- EXERCISE AIM
Go through the lines below and copy each one that holds the string "tangan".

## Begin

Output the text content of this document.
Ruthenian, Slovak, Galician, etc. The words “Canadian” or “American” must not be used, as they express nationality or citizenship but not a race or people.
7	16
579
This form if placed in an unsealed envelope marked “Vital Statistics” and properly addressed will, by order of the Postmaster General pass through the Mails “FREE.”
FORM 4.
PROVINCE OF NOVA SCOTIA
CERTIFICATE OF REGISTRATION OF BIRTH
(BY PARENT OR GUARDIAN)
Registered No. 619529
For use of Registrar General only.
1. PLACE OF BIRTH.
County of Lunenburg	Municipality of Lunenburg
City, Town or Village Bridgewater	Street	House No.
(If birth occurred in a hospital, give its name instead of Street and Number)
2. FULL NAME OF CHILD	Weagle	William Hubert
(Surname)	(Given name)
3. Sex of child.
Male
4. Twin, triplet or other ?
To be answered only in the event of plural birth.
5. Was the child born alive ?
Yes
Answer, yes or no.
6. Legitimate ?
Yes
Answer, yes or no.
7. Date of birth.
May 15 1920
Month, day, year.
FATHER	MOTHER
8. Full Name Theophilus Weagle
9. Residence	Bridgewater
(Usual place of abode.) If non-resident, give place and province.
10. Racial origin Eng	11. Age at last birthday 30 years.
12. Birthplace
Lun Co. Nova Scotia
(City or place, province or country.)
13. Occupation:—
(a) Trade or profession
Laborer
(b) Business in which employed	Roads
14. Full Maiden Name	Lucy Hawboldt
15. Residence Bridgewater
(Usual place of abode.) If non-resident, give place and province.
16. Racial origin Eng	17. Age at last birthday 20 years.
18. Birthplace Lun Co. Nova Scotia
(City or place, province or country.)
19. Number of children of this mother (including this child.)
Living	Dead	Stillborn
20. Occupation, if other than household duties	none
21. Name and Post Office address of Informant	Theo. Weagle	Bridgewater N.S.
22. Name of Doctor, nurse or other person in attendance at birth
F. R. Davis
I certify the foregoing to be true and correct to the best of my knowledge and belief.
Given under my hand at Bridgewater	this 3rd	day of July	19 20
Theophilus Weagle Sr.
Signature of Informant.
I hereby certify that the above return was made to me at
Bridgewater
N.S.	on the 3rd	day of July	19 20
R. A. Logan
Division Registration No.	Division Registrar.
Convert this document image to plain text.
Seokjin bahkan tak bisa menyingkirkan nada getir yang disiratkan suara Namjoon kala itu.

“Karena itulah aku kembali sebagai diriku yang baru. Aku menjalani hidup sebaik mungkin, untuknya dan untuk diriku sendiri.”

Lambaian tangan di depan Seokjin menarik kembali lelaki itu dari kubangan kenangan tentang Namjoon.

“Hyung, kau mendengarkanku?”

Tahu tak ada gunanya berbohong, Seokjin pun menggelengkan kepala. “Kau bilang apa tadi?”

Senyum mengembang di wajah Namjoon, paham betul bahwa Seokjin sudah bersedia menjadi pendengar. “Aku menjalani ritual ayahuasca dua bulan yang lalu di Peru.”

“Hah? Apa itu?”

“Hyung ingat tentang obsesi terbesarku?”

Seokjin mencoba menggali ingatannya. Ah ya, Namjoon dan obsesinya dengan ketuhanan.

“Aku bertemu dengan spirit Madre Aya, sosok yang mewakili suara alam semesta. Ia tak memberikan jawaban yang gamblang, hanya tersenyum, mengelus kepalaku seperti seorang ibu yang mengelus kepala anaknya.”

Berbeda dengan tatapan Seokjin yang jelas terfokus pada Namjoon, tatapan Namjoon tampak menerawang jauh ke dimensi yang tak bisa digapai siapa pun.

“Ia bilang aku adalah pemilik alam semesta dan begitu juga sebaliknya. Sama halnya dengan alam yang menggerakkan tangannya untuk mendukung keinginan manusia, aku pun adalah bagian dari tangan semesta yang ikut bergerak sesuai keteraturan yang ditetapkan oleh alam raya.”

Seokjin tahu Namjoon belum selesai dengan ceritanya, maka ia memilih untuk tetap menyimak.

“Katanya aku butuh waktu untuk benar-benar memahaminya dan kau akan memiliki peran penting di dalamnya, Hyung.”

## End

- EXERCISE OUTPUT
Lambaian tangan di depan Seokjin menarik kembali lelaki itu dari kubangan kenangan tentang Namjoon.
“Ia bilang aku adalah pemilik alam semesta dan begitu juga sebaliknya. Sama halnya dengan alam yang menggerakkan tangannya untuk mendukung keinginan manusia, aku pun adalah bagian dari tangan semesta yang ikut bergerak sesuai keteraturan yang ditetapkan oleh alam raya.”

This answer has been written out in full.